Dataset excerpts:
▽

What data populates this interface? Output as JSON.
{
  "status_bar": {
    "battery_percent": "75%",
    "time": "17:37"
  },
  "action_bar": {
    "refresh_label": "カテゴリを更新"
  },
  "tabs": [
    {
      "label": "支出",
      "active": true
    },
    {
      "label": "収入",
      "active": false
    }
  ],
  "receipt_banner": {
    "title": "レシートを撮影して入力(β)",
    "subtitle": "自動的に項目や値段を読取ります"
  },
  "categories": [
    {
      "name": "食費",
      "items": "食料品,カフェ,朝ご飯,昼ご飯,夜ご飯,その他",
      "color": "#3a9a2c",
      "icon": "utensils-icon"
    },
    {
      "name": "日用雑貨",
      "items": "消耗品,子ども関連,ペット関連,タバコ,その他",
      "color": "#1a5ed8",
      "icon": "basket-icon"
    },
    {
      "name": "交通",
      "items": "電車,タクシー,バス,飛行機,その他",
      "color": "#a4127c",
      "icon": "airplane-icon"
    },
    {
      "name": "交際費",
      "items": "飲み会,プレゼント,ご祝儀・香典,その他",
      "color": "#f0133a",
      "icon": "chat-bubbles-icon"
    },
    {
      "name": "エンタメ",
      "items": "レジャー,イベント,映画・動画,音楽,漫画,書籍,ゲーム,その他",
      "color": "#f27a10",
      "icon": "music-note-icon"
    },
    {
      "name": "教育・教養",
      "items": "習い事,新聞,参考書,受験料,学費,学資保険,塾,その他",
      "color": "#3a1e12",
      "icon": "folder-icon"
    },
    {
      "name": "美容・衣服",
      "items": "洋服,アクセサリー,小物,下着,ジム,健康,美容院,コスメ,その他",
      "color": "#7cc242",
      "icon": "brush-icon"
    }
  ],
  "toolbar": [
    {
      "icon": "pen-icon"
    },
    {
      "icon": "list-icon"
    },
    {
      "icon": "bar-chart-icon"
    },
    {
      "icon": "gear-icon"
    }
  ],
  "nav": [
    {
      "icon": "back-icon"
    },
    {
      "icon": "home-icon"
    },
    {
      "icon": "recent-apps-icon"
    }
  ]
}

△

- **Aim**: Report only the count of lines that include the string "name".

- **The completed task**: 7